Data excerpts:
____________________

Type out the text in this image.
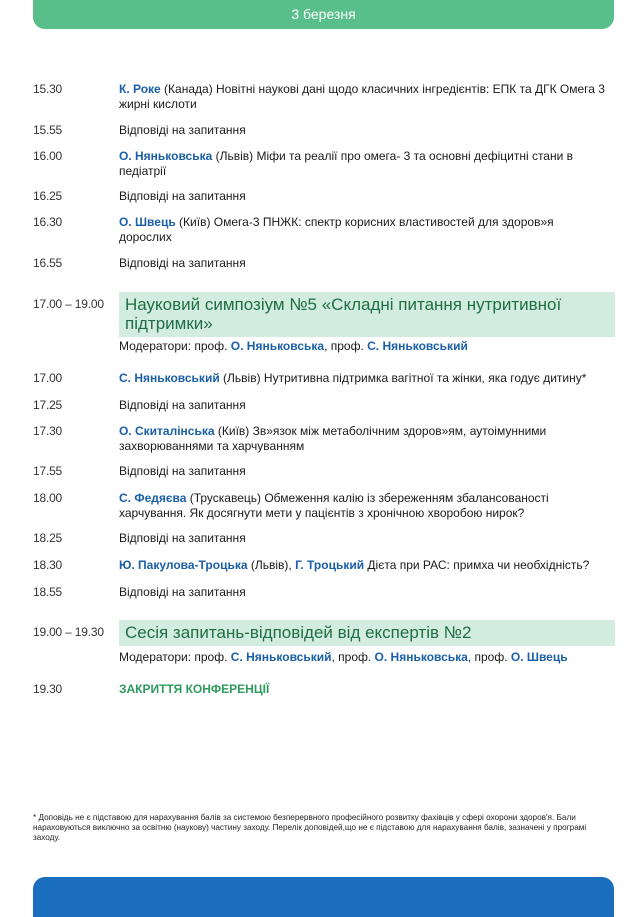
3 березня
15.30	К. Роке (Канада) Новітні наукові дані щодо класичних інгредієнтів: ЕПК та ДГК Омега 3 жирні кислоти
15.55	Відповіді на запитання
16.00	О. Няньковська (Львів) Міфи та реалії про омега- 3 та основні дефіцитні стани в педіатрії
16.25	Відповіді на запитання
16.30	О. Швець (Київ) Омега-3 ПНЖК: спектр корисних властивостей для здоров»я дорослих
16.55	Відповіді на запитання
17.00 – 19.00	Науковий симпозіум №5 «Складні питання нутритивної підтримки»
Модератори: проф. О. Няньковська, проф. С. Няньковський
17.00	С. Няньковський (Львів) Нутритивна підтримка вагітної та жінки, яка годує дитину*
17.25	Відповіді на запитання
17.30	О. Скиталінська (Київ) Зв»язок між метаболічним здоров»ям, аутоімунними захворюваннями та харчуванням
17.55	Відповіді на запитання
18.00	С. Федяєва (Трускавець) Обмеження калію із збереженням збалансованості харчування. Як досягнути мети у пацієнтів з хронічною хворобою нирок?
18.25	Відповіді на запитання
18.30	Ю. Пакулова-Троцька (Львів), Г. Троцький Дієта при РАС: примха чи необхідність?
18.55	Відповіді на запитання
19.00 – 19.30	Сесія запитань-відповідей від експертів №2
Модератори: проф. С. Няньковський, проф. О. Няньковська, проф. О. Швець
19.30	ЗАКРИТТЯ КОНФЕРЕНЦІЇ
* Доповідь не є підставою для нарахування балів за системою безперервного професійного розвитку фахівців у сфері охорони здоров'я. Бали нараховуються виключно за освітню (наукову) частину заходу. Перелік доповідей,що не є підставою для нарахування балів, зазначені у програмі заходу.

____________________

» TASK DIRECTIONS: Scan the lines for the string "Няньковська". Pick out every line that has it.

» RESPONSE FOR THIS EXERCISE:
16.00	О. Няньковська (Львів) Міфи та реалії про омега- 3 та основні дефіцитні стани в педіатрії
Модератори: проф. О. Няньковська, проф. С. Няньковський
Модератори: проф. С. Няньковський, проф. О. Няньковська, проф. О. Швець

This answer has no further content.